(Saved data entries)
○ ○ ○ ○ ○ ○ ○

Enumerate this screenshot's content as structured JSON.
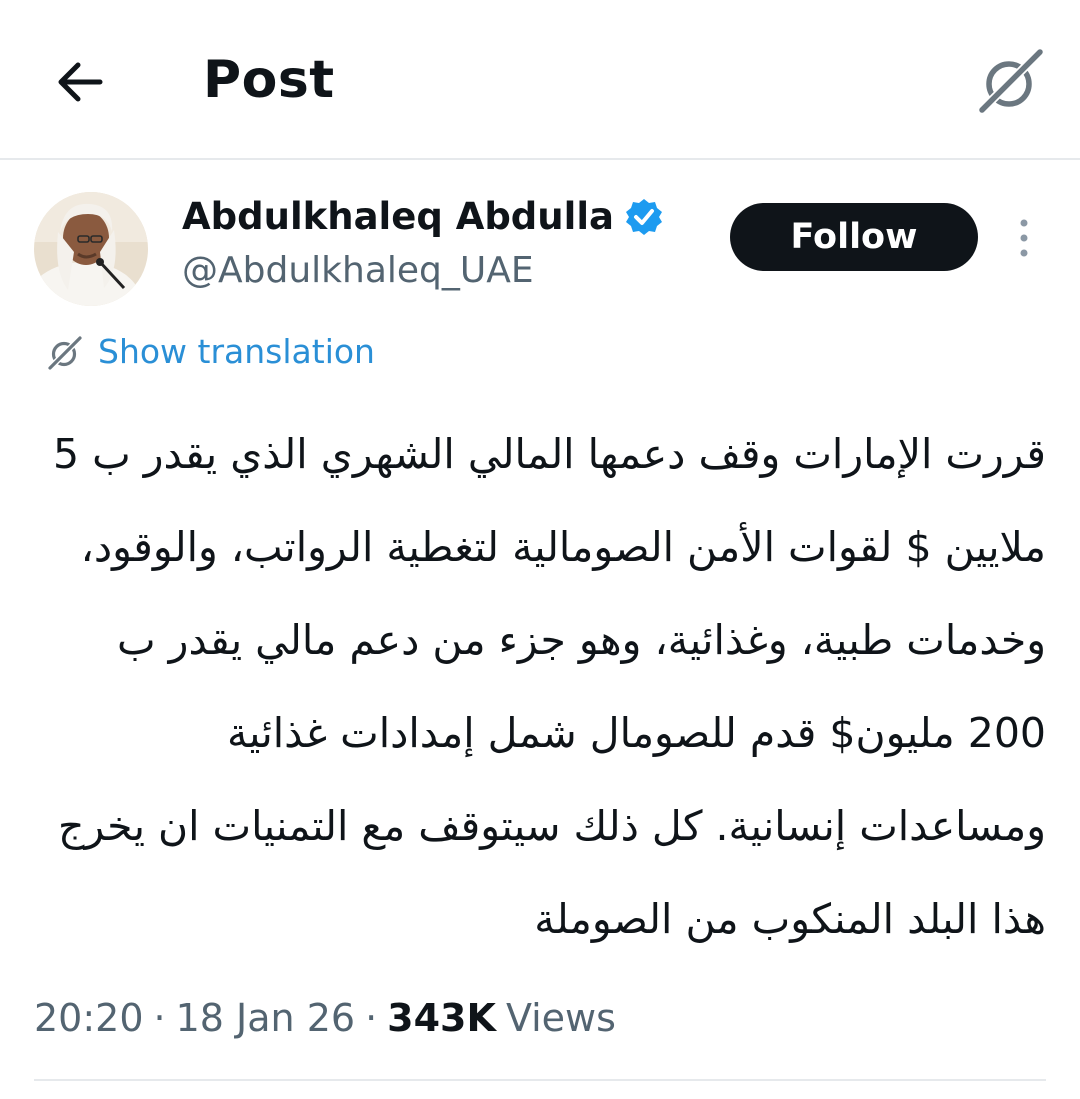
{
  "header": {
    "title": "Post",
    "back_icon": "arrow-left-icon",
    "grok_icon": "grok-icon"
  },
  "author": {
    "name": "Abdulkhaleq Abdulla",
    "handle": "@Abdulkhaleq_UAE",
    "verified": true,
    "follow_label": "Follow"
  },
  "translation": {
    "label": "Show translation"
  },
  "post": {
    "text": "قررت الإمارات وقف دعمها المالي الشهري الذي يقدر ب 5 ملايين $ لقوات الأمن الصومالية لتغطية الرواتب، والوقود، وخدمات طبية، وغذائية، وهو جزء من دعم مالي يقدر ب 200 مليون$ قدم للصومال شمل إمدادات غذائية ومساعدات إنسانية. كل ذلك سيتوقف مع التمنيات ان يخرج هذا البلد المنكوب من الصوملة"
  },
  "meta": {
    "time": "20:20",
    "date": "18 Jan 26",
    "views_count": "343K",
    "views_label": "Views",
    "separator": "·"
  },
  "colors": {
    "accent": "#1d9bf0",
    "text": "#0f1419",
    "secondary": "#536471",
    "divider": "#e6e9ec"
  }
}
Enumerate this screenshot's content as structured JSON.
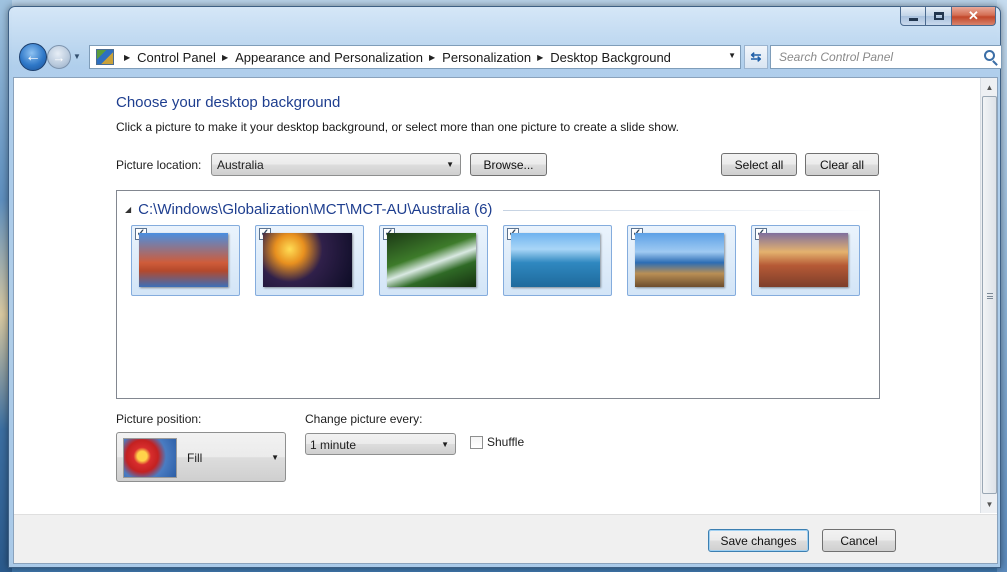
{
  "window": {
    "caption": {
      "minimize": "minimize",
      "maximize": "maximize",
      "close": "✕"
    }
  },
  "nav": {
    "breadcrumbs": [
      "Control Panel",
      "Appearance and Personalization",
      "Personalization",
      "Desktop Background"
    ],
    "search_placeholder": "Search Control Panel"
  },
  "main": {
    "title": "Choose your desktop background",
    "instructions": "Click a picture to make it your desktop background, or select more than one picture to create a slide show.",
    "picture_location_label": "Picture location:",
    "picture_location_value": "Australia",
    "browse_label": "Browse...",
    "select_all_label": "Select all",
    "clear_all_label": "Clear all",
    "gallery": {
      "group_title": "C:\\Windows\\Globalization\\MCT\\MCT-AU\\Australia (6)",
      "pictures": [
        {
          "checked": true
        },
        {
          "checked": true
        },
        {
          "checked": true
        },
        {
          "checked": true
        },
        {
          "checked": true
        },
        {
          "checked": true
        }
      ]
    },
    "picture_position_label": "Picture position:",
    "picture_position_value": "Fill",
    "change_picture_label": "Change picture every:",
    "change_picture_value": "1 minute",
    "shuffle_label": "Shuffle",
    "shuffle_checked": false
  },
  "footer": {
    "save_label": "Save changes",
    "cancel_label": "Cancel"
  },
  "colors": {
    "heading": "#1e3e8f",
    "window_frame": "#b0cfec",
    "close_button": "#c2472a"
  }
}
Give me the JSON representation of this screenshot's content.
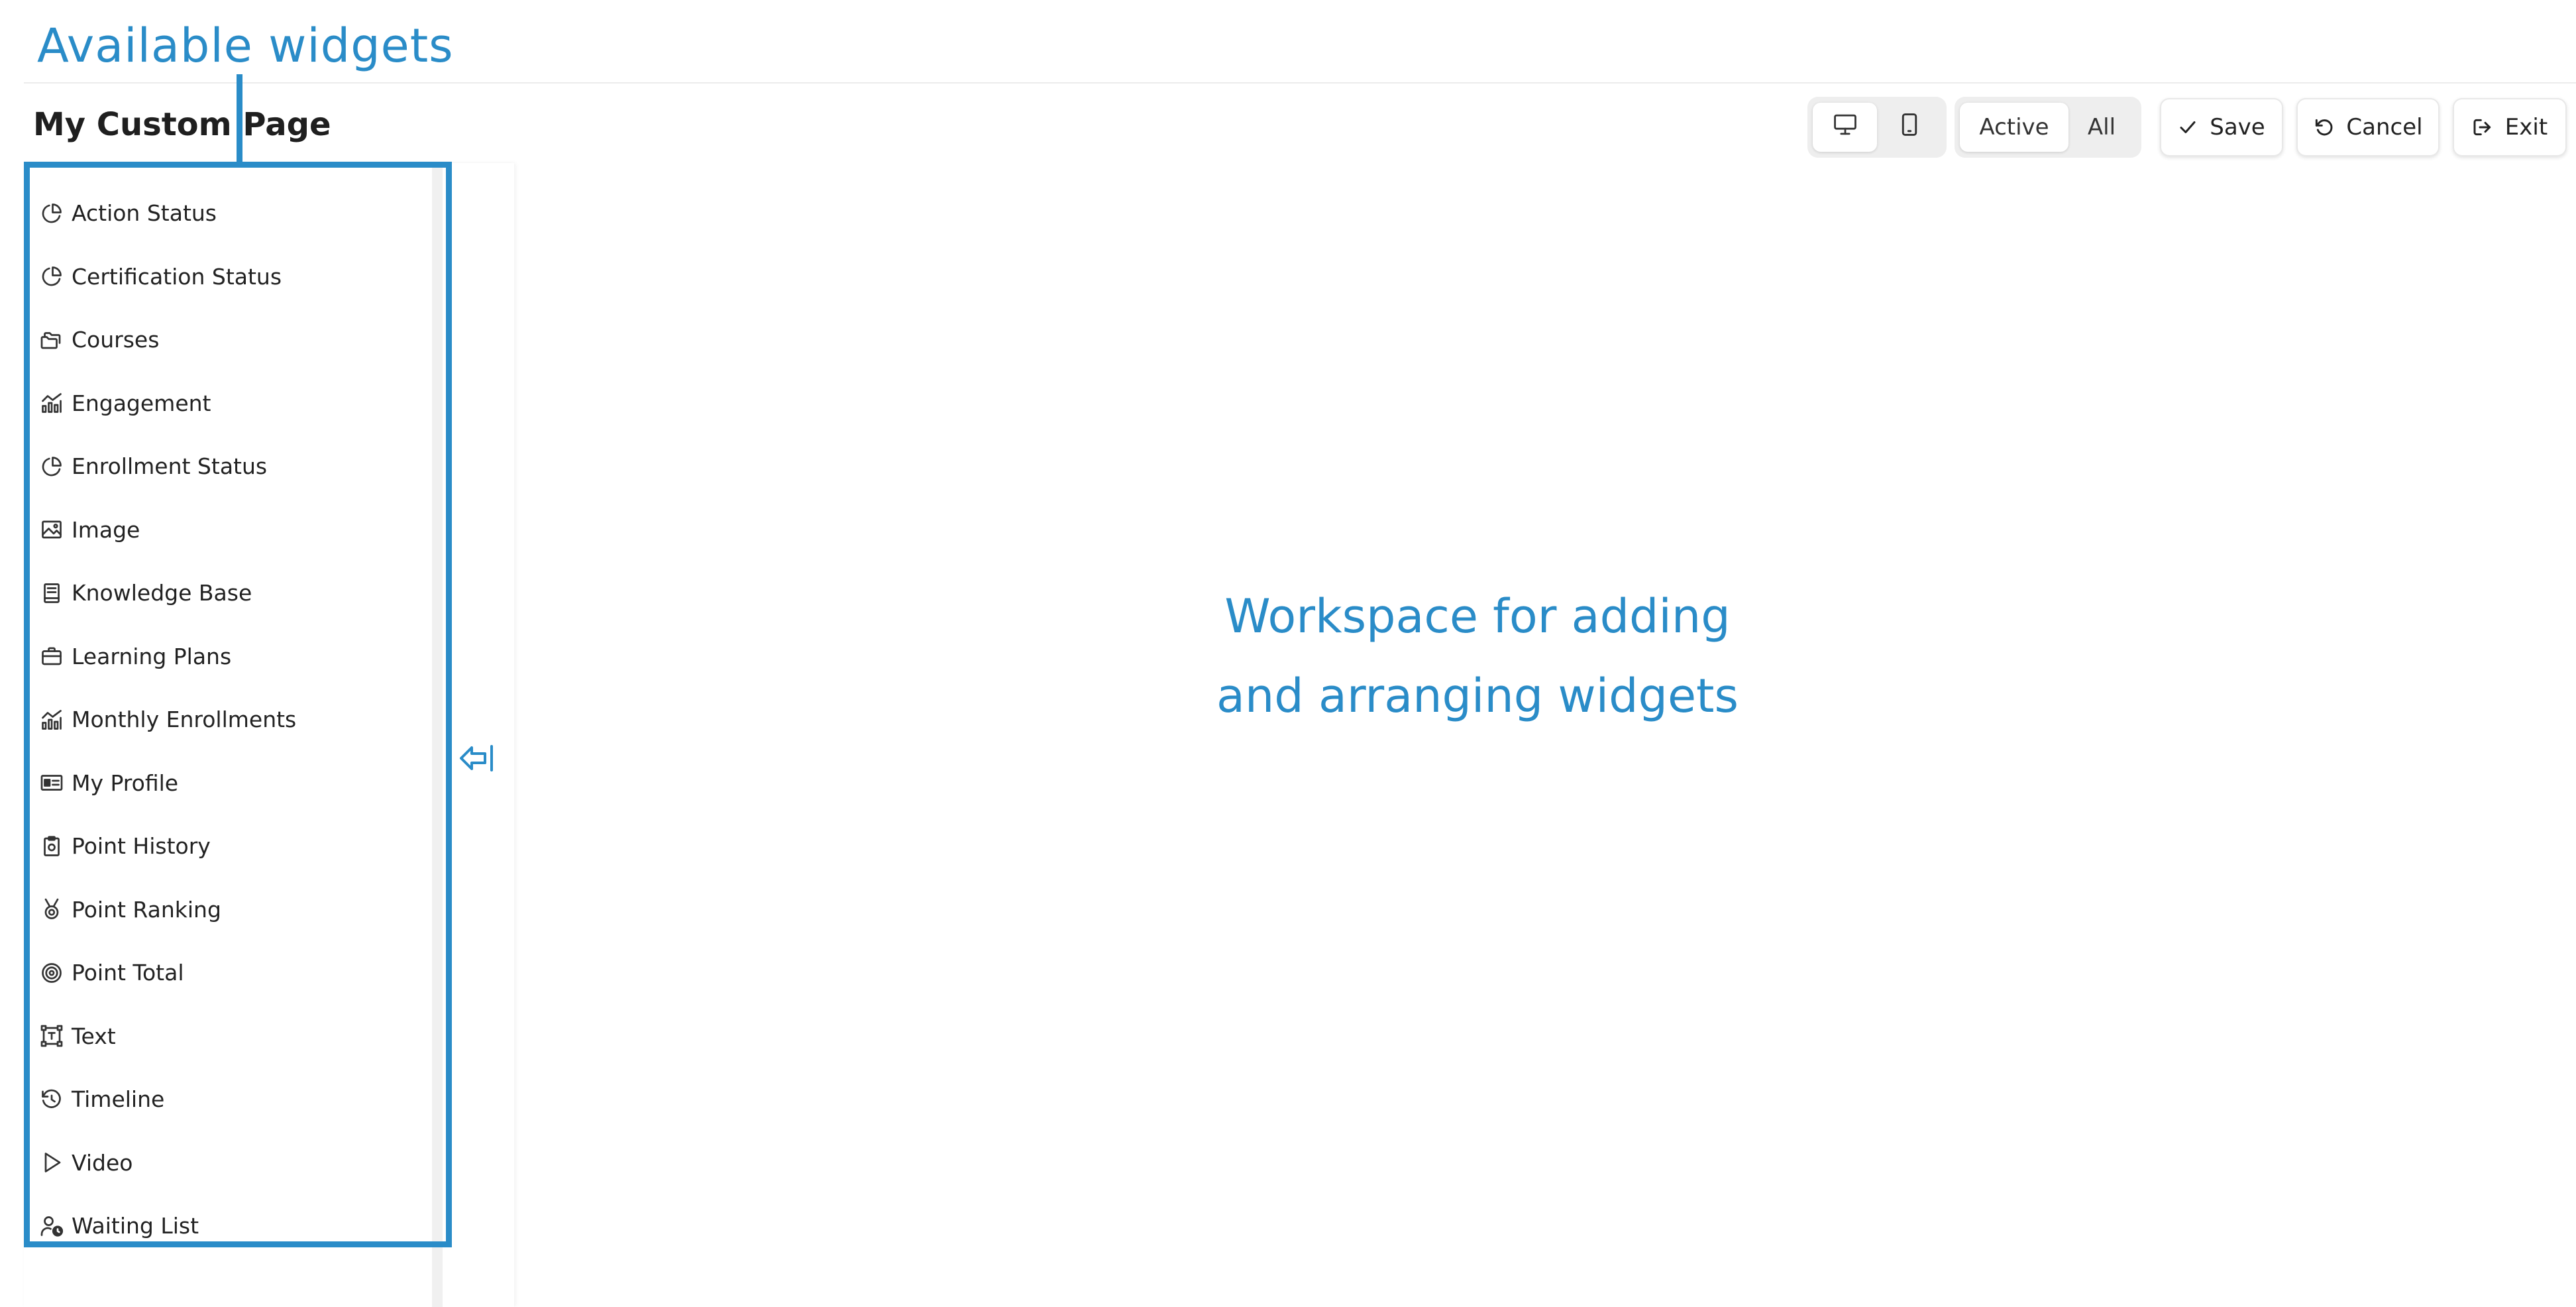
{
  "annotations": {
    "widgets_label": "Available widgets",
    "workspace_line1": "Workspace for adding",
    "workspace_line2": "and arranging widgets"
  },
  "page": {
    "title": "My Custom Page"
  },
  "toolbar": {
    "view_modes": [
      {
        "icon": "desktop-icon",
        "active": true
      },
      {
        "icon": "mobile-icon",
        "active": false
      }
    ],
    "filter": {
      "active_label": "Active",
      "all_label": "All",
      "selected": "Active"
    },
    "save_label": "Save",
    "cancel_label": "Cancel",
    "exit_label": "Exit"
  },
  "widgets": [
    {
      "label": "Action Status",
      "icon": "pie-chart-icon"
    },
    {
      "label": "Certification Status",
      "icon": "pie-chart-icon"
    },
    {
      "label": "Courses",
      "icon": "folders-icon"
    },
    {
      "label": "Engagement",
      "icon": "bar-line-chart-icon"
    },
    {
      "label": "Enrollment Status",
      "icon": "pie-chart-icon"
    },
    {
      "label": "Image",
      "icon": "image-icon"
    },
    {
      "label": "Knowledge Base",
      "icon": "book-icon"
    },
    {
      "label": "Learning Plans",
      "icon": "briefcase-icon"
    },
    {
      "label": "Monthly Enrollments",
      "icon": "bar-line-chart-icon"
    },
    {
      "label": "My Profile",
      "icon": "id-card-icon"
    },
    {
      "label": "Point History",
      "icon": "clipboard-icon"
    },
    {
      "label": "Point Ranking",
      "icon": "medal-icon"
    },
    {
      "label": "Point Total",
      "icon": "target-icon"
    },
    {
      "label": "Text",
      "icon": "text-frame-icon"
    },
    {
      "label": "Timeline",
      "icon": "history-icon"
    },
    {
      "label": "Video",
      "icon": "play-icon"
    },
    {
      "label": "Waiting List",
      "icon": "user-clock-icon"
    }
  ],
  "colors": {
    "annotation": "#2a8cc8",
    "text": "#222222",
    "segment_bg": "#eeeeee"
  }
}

○ ○ ○ ○ ○ ○ ○

Description of the task:
Only lines with the string "Personalization" belong in your answer; copy each one.

Correct result:
      "Appearance and Personalization",
      "Personalization",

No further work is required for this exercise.